Reproduce verbatim the lines of the material starting at the line containing "pie-slice-corrective-action-year-1 — [447, 106, 493, 454]" and ending at the line containing "slice-value-label: 32% — [65, 302, 107, 325]", including both of those lines.

=== Records for this task ===
** BEGIN **

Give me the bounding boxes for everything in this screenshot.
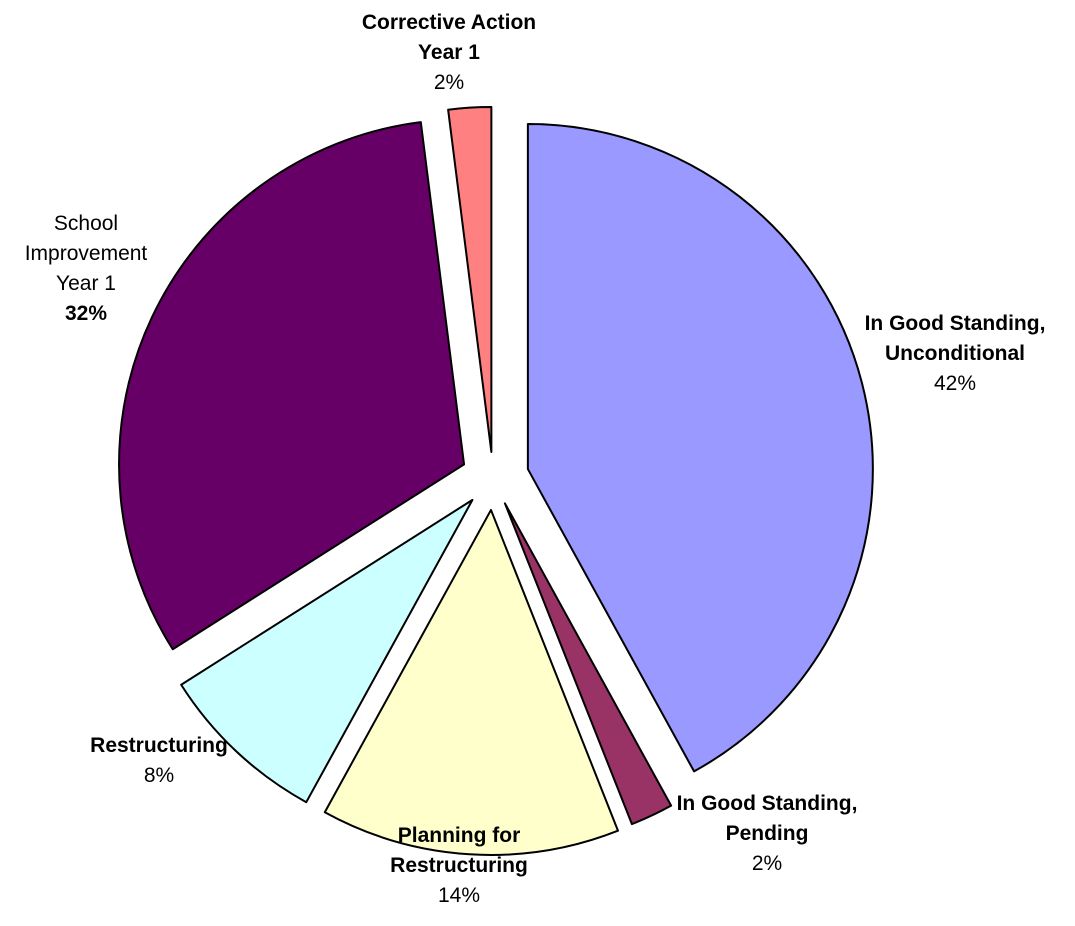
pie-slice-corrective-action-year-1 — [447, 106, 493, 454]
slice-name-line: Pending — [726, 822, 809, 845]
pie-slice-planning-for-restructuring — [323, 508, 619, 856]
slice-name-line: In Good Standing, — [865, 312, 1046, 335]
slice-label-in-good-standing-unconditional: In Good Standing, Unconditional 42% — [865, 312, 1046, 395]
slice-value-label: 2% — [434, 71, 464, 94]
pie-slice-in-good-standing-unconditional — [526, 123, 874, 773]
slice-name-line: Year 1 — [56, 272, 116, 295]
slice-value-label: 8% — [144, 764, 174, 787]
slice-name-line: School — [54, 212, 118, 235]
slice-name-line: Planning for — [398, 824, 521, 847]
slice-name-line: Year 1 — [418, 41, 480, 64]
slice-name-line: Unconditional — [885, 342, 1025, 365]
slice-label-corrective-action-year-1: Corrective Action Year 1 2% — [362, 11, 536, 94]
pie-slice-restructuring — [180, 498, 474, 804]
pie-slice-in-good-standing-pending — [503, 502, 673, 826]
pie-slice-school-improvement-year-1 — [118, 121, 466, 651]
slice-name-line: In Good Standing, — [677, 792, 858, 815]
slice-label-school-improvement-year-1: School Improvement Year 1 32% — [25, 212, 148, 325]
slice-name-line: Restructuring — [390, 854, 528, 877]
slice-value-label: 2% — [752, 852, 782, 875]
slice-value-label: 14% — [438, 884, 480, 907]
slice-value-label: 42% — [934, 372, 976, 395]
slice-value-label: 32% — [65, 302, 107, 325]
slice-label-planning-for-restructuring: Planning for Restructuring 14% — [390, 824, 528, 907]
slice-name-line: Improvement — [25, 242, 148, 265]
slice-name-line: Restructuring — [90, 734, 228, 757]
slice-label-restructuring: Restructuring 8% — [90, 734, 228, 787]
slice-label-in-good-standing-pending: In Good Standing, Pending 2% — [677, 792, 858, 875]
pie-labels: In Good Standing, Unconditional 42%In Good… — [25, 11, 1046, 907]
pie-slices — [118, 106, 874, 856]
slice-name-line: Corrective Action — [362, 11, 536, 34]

** END **

=== Reply to the exercise ===
pie-slice-corrective-action-year-1 — [447, 106, 493, 454]
slice-name-line: Pending — [726, 822, 809, 845]
pie-slice-planning-for-restructuring — [323, 508, 619, 856]
slice-name-line: In Good Standing, — [865, 312, 1046, 335]
slice-label-in-good-standing-unconditional: In Good Standing, Unconditional 42% — [865, 312, 1046, 395]
slice-value-label: 2% — [434, 71, 464, 94]
pie-slice-in-good-standing-unconditional — [526, 123, 874, 773]
slice-name-line: Year 1 — [56, 272, 116, 295]
slice-value-label: 8% — [144, 764, 174, 787]
slice-name-line: School — [54, 212, 118, 235]
slice-name-line: Planning for — [398, 824, 521, 847]
slice-name-line: Year 1 — [418, 41, 480, 64]
slice-name-line: Unconditional — [885, 342, 1025, 365]
slice-label-corrective-action-year-1: Corrective Action Year 1 2% — [362, 11, 536, 94]
pie-slice-restructuring — [180, 498, 474, 804]
pie-slice-in-good-standing-pending — [503, 502, 673, 826]
pie-slice-school-improvement-year-1 — [118, 121, 466, 651]
slice-name-line: In Good Standing, — [677, 792, 858, 815]
slice-label-school-improvement-year-1: School Improvement Year 1 32% — [25, 212, 148, 325]
slice-name-line: Restructuring — [390, 854, 528, 877]
slice-value-label: 2% — [752, 852, 782, 875]
slice-value-label: 14% — [438, 884, 480, 907]
slice-value-label: 42% — [934, 372, 976, 395]
slice-value-label: 32% — [65, 302, 107, 325]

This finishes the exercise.